(MATERIALS PROVIDED)
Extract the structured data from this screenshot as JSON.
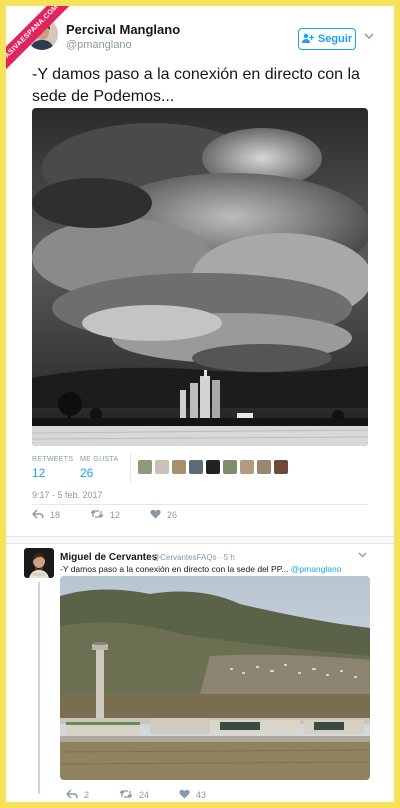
{
  "watermark": {
    "text": "ASIVAESPANA.COM"
  },
  "tweet1": {
    "author_name": "Percival Manglano",
    "author_handle": "@pmanglano",
    "follow_label": "Seguir",
    "text": "-Y damos paso a la conexión en directo con la sede de Podemos...",
    "retweets_label": "RETWEETS",
    "retweets_count": "12",
    "likes_label": "ME GUSTA",
    "likes_count": "26",
    "timestamp": "9:17 - 5 feb. 2017",
    "actions": {
      "reply": "18",
      "retweet": "12",
      "like": "26"
    }
  },
  "tweet2": {
    "author_name": "Miguel de Cervantes",
    "author_handle": "@CervantesFAQs · 5 h",
    "text": "-Y damos paso a la conexión en directo con la sede del PP...",
    "mention": "@pmanglano",
    "actions": {
      "reply": "2",
      "retweet": "24",
      "like": "43"
    }
  },
  "icons": {
    "follow": "add-user-icon",
    "menu": "chevron-down-icon",
    "reply": "reply-icon",
    "retweet": "retweet-icon",
    "like": "heart-icon"
  },
  "colors": {
    "accent": "#1da1f2",
    "muted": "#8899a6",
    "background": "#f7e35a",
    "badge": "#e0245e"
  }
}
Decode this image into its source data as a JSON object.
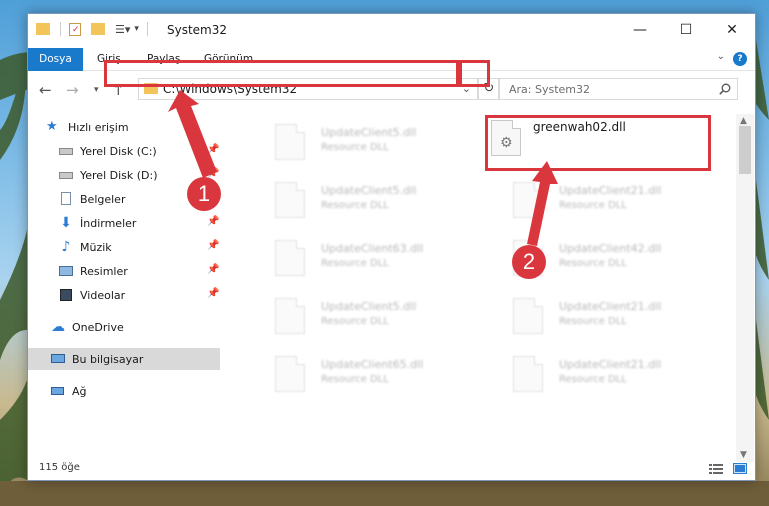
{
  "window": {
    "title": "System32",
    "controls": {
      "minimize": "—",
      "maximize": "☐",
      "close": "✕"
    }
  },
  "ribbon": {
    "tabs": [
      {
        "label": "Dosya",
        "active": true
      },
      {
        "label": "Giriş",
        "active": false
      },
      {
        "label": "Paylaş",
        "active": false
      },
      {
        "label": "Görünüm",
        "active": false
      }
    ],
    "help": "?"
  },
  "navigation": {
    "address": "C:\\Windows\\System32",
    "search_placeholder": "Ara: System32"
  },
  "sidebar": {
    "items": [
      {
        "label": "Hızlı erişim",
        "icon": "star-icon",
        "pinned": false
      },
      {
        "label": "Yerel Disk (C:)",
        "icon": "disk-icon",
        "pinned": true
      },
      {
        "label": "Yerel Disk (D:)",
        "icon": "disk-icon",
        "pinned": true
      },
      {
        "label": "Belgeler",
        "icon": "document-icon",
        "pinned": true
      },
      {
        "label": "İndirmeler",
        "icon": "download-icon",
        "pinned": true
      },
      {
        "label": "Müzik",
        "icon": "music-icon",
        "pinned": true
      },
      {
        "label": "Resimler",
        "icon": "picture-icon",
        "pinned": true
      },
      {
        "label": "Videolar",
        "icon": "video-icon",
        "pinned": true
      },
      {
        "label": "OneDrive",
        "icon": "cloud-icon",
        "pinned": false
      },
      {
        "label": "Bu bilgisayar",
        "icon": "computer-icon",
        "pinned": false,
        "selected": true
      },
      {
        "label": "Ağ",
        "icon": "network-icon",
        "pinned": false
      }
    ]
  },
  "files": [
    {
      "name": "UpdateClient5.dll",
      "type": "Resource DLL"
    },
    {
      "name": "greenwah02.dll",
      "type": ""
    },
    {
      "name": "UpdateClient5.dll",
      "type": "Resource DLL"
    },
    {
      "name": "UpdateClient21.dll",
      "type": "Resource DLL"
    },
    {
      "name": "UpdateClient63.dll",
      "type": "Resource DLL"
    },
    {
      "name": "UpdateClient42.dll",
      "type": "Resource DLL"
    },
    {
      "name": "UpdateClient5.dll",
      "type": "Resource DLL"
    },
    {
      "name": "UpdateClient21.dll",
      "type": "Resource DLL"
    },
    {
      "name": "UpdateClient65.dll",
      "type": "Resource DLL"
    },
    {
      "name": "UpdateClient21.dll",
      "type": "Resource DLL"
    }
  ],
  "status": {
    "count": "115 öğe"
  },
  "annotations": {
    "step1": "1",
    "step2": "2",
    "color": "#d9373d"
  }
}
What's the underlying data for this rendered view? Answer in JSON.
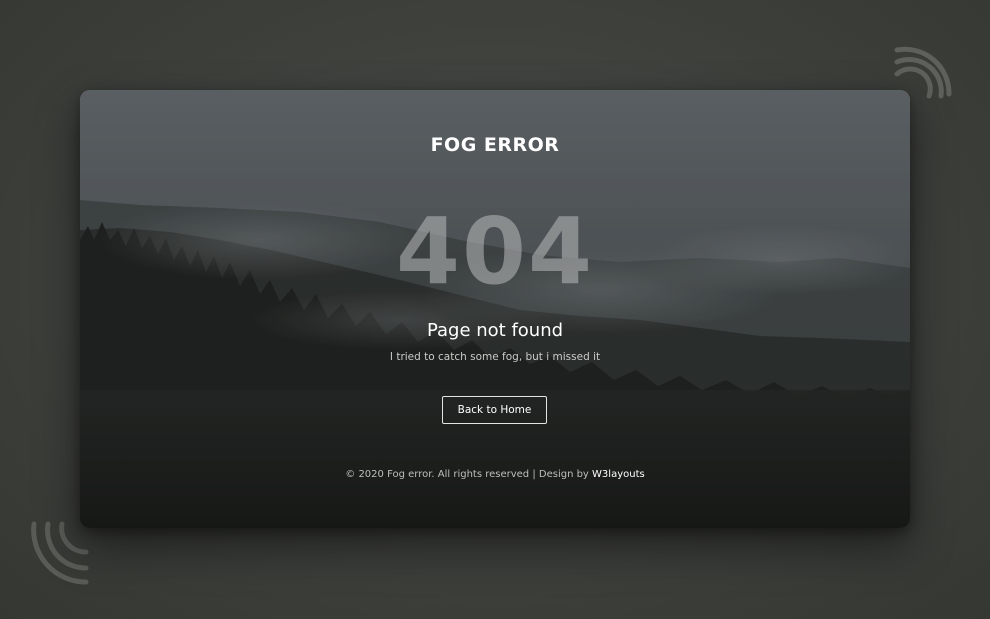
{
  "brand": {
    "title": "FOG ERROR"
  },
  "error": {
    "code": "404",
    "title": "Page not found",
    "message": "I tried to catch some fog, but i missed it"
  },
  "actions": {
    "home_button": "Back to Home"
  },
  "footer": {
    "copyright": "© 2020 Fog error. All rights reserved | Design by ",
    "designer_link": "W3layouts"
  },
  "colors": {
    "page_background": "#3e403c",
    "text_primary": "#ffffff",
    "text_muted": "#c9cbc9",
    "code_overlay": "rgba(185,188,188,0.55)",
    "button_border": "#e4e4e4"
  },
  "icons": {
    "top_right": "wifi-arc-icon",
    "bottom_left": "wifi-arc-icon"
  }
}
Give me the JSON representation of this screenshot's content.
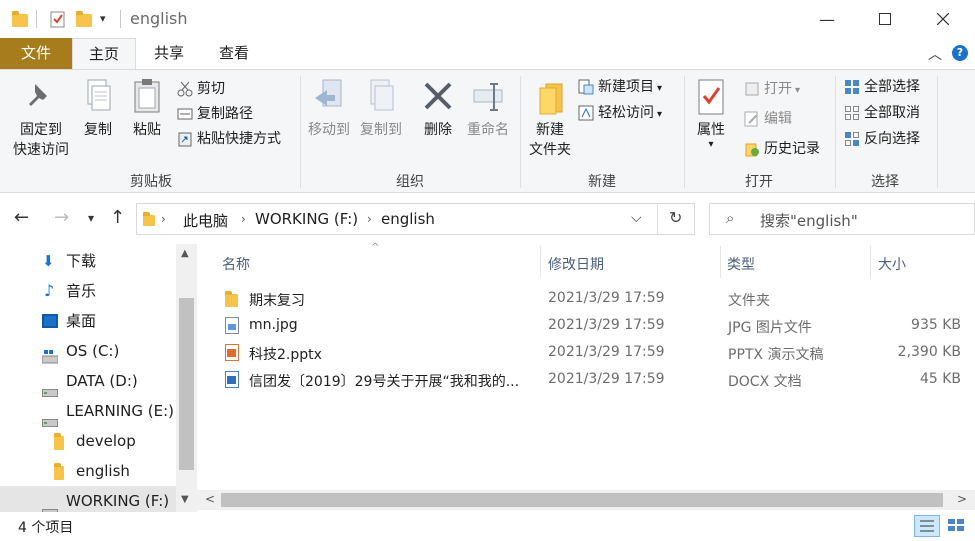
{
  "window": {
    "title": "english"
  },
  "tabs": {
    "file": "文件",
    "home": "主页",
    "share": "共享",
    "view": "查看"
  },
  "ribbon": {
    "clipboard": {
      "label": "剪贴板",
      "pin_line1": "固定到",
      "pin_line2": "快速访问",
      "copy": "复制",
      "paste": "粘贴",
      "cut": "剪切",
      "copy_path": "复制路径",
      "paste_shortcut": "粘贴快捷方式"
    },
    "organize": {
      "label": "组织",
      "move_to": "移动到",
      "copy_to": "复制到",
      "delete": "删除",
      "rename": "重命名"
    },
    "new": {
      "label": "新建",
      "new_folder_line1": "新建",
      "new_folder_line2": "文件夹",
      "new_item": "新建项目",
      "easy_access": "轻松访问"
    },
    "open": {
      "label": "打开",
      "properties": "属性",
      "open": "打开",
      "edit": "编辑",
      "history": "历史记录"
    },
    "select": {
      "label": "选择",
      "select_all": "全部选择",
      "select_none": "全部取消",
      "invert": "反向选择"
    }
  },
  "address": {
    "crumbs": [
      "此电脑",
      "WORKING (F:)",
      "english"
    ],
    "search_placeholder": "搜索\"english\""
  },
  "nav": {
    "items": [
      {
        "label": "下载",
        "icon": "download-icon"
      },
      {
        "label": "音乐",
        "icon": "music-icon"
      },
      {
        "label": "桌面",
        "icon": "desktop-icon"
      },
      {
        "label": "OS (C:)",
        "icon": "windows-drive-icon"
      },
      {
        "label": "DATA (D:)",
        "icon": "drive-icon"
      },
      {
        "label": "LEARNING (E:)",
        "icon": "drive-icon"
      },
      {
        "label": "develop",
        "icon": "folder-icon"
      },
      {
        "label": "english",
        "icon": "folder-icon"
      },
      {
        "label": "WORKING (F:)",
        "icon": "drive-icon"
      }
    ]
  },
  "columns": {
    "name": "名称",
    "modified": "修改日期",
    "type": "类型",
    "size": "大小"
  },
  "files": [
    {
      "name": "期末复习",
      "modified": "2021/3/29 17:59",
      "type": "文件夹",
      "size": "",
      "icon": "folder-icon"
    },
    {
      "name": "mn.jpg",
      "modified": "2021/3/29 17:59",
      "type": "JPG 图片文件",
      "size": "935 KB",
      "icon": "image-file-icon"
    },
    {
      "name": "科技2.pptx",
      "modified": "2021/3/29 17:59",
      "type": "PPTX 演示文稿",
      "size": "2,390 KB",
      "icon": "pptx-file-icon"
    },
    {
      "name": "信团发〔2019〕29号关于开展“我和我的...",
      "modified": "2021/3/29 17:59",
      "type": "DOCX 文档",
      "size": "45 KB",
      "icon": "docx-file-icon"
    }
  ],
  "status": {
    "count": "4 个项目"
  },
  "colors": {
    "file_tab": "#a67c1c",
    "folder": "#f6c44a",
    "selected_nav": "#cce8ff"
  }
}
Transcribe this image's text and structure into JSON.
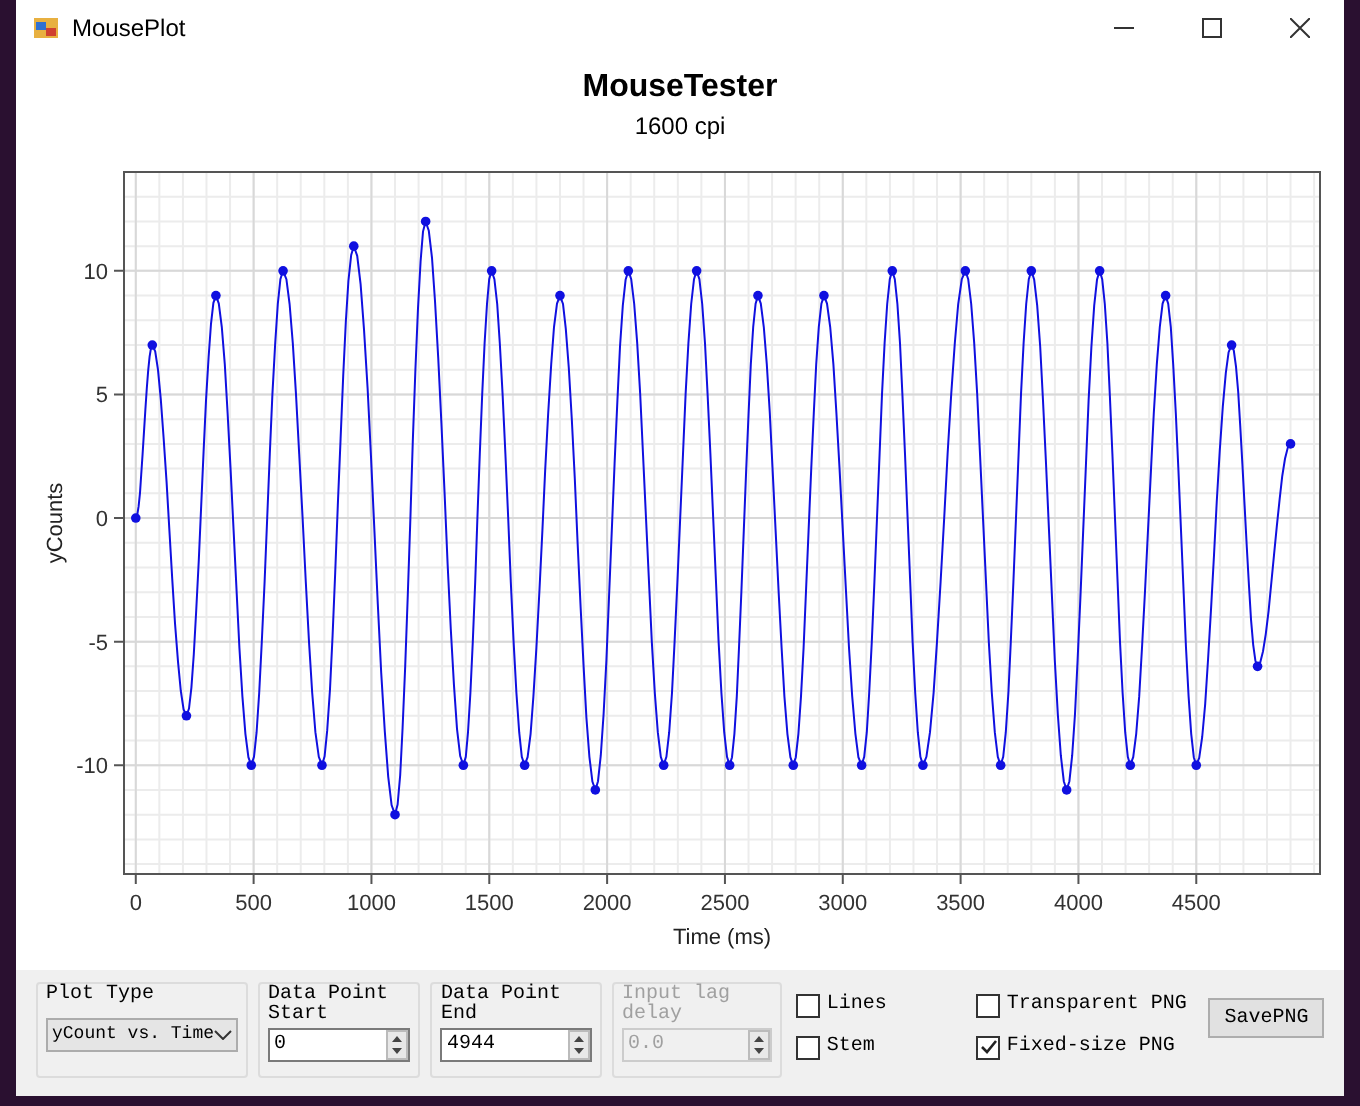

(INSTRUCTIONS FOR THE TASK) Retype all entries exactly as they appear, dropping the images.

(RESPONSE BELOW)
Extract the structured data from this screenshot as JSON.
{
  "watermark": {
    "text": "ASIVAESPANA.COM"
  },
  "tweet1": {
    "author_name": "Percival Manglano",
    "author_handle": "@pmanglano",
    "follow_label": "Seguir",
    "text": "-Y damos paso a la conexión en directo con la sede de Podemos...",
    "retweets_label": "RETWEETS",
    "retweets_count": "12",
    "likes_label": "ME GUSTA",
    "likes_count": "26",
    "timestamp": "9:17 - 5 feb. 2017",
    "actions": {
      "reply": "18",
      "retweet": "12",
      "like": "26"
    }
  },
  "tweet2": {
    "author_name": "Miguel de Cervantes",
    "author_handle": "@CervantesFAQs · 5 h",
    "text": "-Y damos paso a la conexión en directo con la sede del PP...",
    "mention": "@pmanglano",
    "actions": {
      "reply": "2",
      "retweet": "24",
      "like": "43"
    }
  },
  "icons": {
    "follow": "add-user-icon",
    "menu": "chevron-down-icon",
    "reply": "reply-icon",
    "retweet": "retweet-icon",
    "like": "heart-icon"
  },
  "colors": {
    "accent": "#1da1f2",
    "muted": "#8899a6",
    "background": "#f7e35a",
    "badge": "#e0245e"
  }
}
Decode this image into its source data as a JSON object.
{
  "window": {
    "title": "System32",
    "controls": {
      "minimize": "—",
      "maximize": "☐",
      "close": "✕"
    }
  },
  "ribbon": {
    "tabs": [
      {
        "label": "Dosya",
        "active": true
      },
      {
        "label": "Giriş",
        "active": false
      },
      {
        "label": "Paylaş",
        "active": false
      },
      {
        "label": "Görünüm",
        "active": false
      }
    ],
    "help": "?"
  },
  "navigation": {
    "address": "C:\\Windows\\System32",
    "search_placeholder": "Ara: System32"
  },
  "sidebar": {
    "items": [
      {
        "label": "Hızlı erişim",
        "icon": "star-icon",
        "pinned": false
      },
      {
        "label": "Yerel Disk (C:)",
        "icon": "disk-icon",
        "pinned": true
      },
      {
        "label": "Yerel Disk (D:)",
        "icon": "disk-icon",
        "pinned": true
      },
      {
        "label": "Belgeler",
        "icon": "document-icon",
        "pinned": true
      },
      {
        "label": "İndirmeler",
        "icon": "download-icon",
        "pinned": true
      },
      {
        "label": "Müzik",
        "icon": "music-icon",
        "pinned": true
      },
      {
        "label": "Resimler",
        "icon": "picture-icon",
        "pinned": true
      },
      {
        "label": "Videolar",
        "icon": "video-icon",
        "pinned": true
      },
      {
        "label": "OneDrive",
        "icon": "cloud-icon",
        "pinned": false
      },
      {
        "label": "Bu bilgisayar",
        "icon": "computer-icon",
        "pinned": false,
        "selected": true
      },
      {
        "label": "Ağ",
        "icon": "network-icon",
        "pinned": false
      }
    ]
  },
  "files": [
    {
      "name": "UpdateClient5.dll",
      "type": "Resource DLL"
    },
    {
      "name": "greenwah02.dll",
      "type": ""
    },
    {
      "name": "UpdateClient5.dll",
      "type": "Resource DLL"
    },
    {
      "name": "UpdateClient21.dll",
      "type": "Resource DLL"
    },
    {
      "name": "UpdateClient63.dll",
      "type": "Resource DLL"
    },
    {
      "name": "UpdateClient42.dll",
      "type": "Resource DLL"
    },
    {
      "name": "UpdateClient5.dll",
      "type": "Resource DLL"
    },
    {
      "name": "UpdateClient21.dll",
      "type": "Resource DLL"
    },
    {
      "name": "UpdateClient65.dll",
      "type": "Resource DLL"
    },
    {
      "name": "UpdateClient21.dll",
      "type": "Resource DLL"
    }
  ],
  "status": {
    "count": "115 öğe"
  },
  "annotations": {
    "step1": "1",
    "step2": "2",
    "color": "#d9373d"
  }
}
What's the underlying data for this rendered view? Answer in JSON.
{
  "brand": {
    "title": "FOG ERROR"
  },
  "error": {
    "code": "404",
    "title": "Page not found",
    "message": "I tried to catch some fog, but i missed it"
  },
  "actions": {
    "home_button": "Back to Home"
  },
  "footer": {
    "copyright": "© 2020 Fog error. All rights reserved | Design by ",
    "designer_link": "W3layouts"
  },
  "colors": {
    "page_background": "#3e403c",
    "text_primary": "#ffffff",
    "text_muted": "#c9cbc9",
    "code_overlay": "rgba(185,188,188,0.55)",
    "button_border": "#e4e4e4"
  },
  "icons": {
    "top_right": "wifi-arc-icon",
    "bottom_left": "wifi-arc-icon"
  }
}
Give me the JSON representation of this screenshot's content.
{
  "window": {
    "title": "english"
  },
  "tabs": {
    "file": "文件",
    "home": "主页",
    "share": "共享",
    "view": "查看"
  },
  "ribbon": {
    "clipboard": {
      "label": "剪贴板",
      "pin_line1": "固定到",
      "pin_line2": "快速访问",
      "copy": "复制",
      "paste": "粘贴",
      "cut": "剪切",
      "copy_path": "复制路径",
      "paste_shortcut": "粘贴快捷方式"
    },
    "organize": {
      "label": "组织",
      "move_to": "移动到",
      "copy_to": "复制到",
      "delete": "删除",
      "rename": "重命名"
    },
    "new": {
      "label": "新建",
      "new_folder_line1": "新建",
      "new_folder_line2": "文件夹",
      "new_item": "新建项目",
      "easy_access": "轻松访问"
    },
    "open": {
      "label": "打开",
      "properties": "属性",
      "open": "打开",
      "edit": "编辑",
      "history": "历史记录"
    },
    "select": {
      "label": "选择",
      "select_all": "全部选择",
      "select_none": "全部取消",
      "invert": "反向选择"
    }
  },
  "address": {
    "crumbs": [
      "此电脑",
      "WORKING (F:)",
      "english"
    ],
    "search_placeholder": "搜索\"english\""
  },
  "nav": {
    "items": [
      {
        "label": "下载",
        "icon": "download-icon"
      },
      {
        "label": "音乐",
        "icon": "music-icon"
      },
      {
        "label": "桌面",
        "icon": "desktop-icon"
      },
      {
        "label": "OS (C:)",
        "icon": "windows-drive-icon"
      },
      {
        "label": "DATA (D:)",
        "icon": "drive-icon"
      },
      {
        "label": "LEARNING (E:)",
        "icon": "drive-icon"
      },
      {
        "label": "develop",
        "icon": "folder-icon"
      },
      {
        "label": "english",
        "icon": "folder-icon"
      },
      {
        "label": "WORKING (F:)",
        "icon": "drive-icon"
      }
    ]
  },
  "columns": {
    "name": "名称",
    "modified": "修改日期",
    "type": "类型",
    "size": "大小"
  },
  "files": [
    {
      "name": "期末复习",
      "modified": "2021/3/29 17:59",
      "type": "文件夹",
      "size": "",
      "icon": "folder-icon"
    },
    {
      "name": "mn.jpg",
      "modified": "2021/3/29 17:59",
      "type": "JPG 图片文件",
      "size": "935 KB",
      "icon": "image-file-icon"
    },
    {
      "name": "科技2.pptx",
      "modified": "2021/3/29 17:59",
      "type": "PPTX 演示文稿",
      "size": "2,390 KB",
      "icon": "pptx-file-icon"
    },
    {
      "name": "信团发〔2019〕29号关于开展“我和我的...",
      "modified": "2021/3/29 17:59",
      "type": "DOCX 文档",
      "size": "45 KB",
      "icon": "docx-file-icon"
    }
  ],
  "status": {
    "count": "4 个项目"
  },
  "colors": {
    "file_tab": "#a67c1c",
    "folder": "#f6c44a",
    "selected_nav": "#cce8ff"
  }
}
Transcribe this image's text and structure into JSON.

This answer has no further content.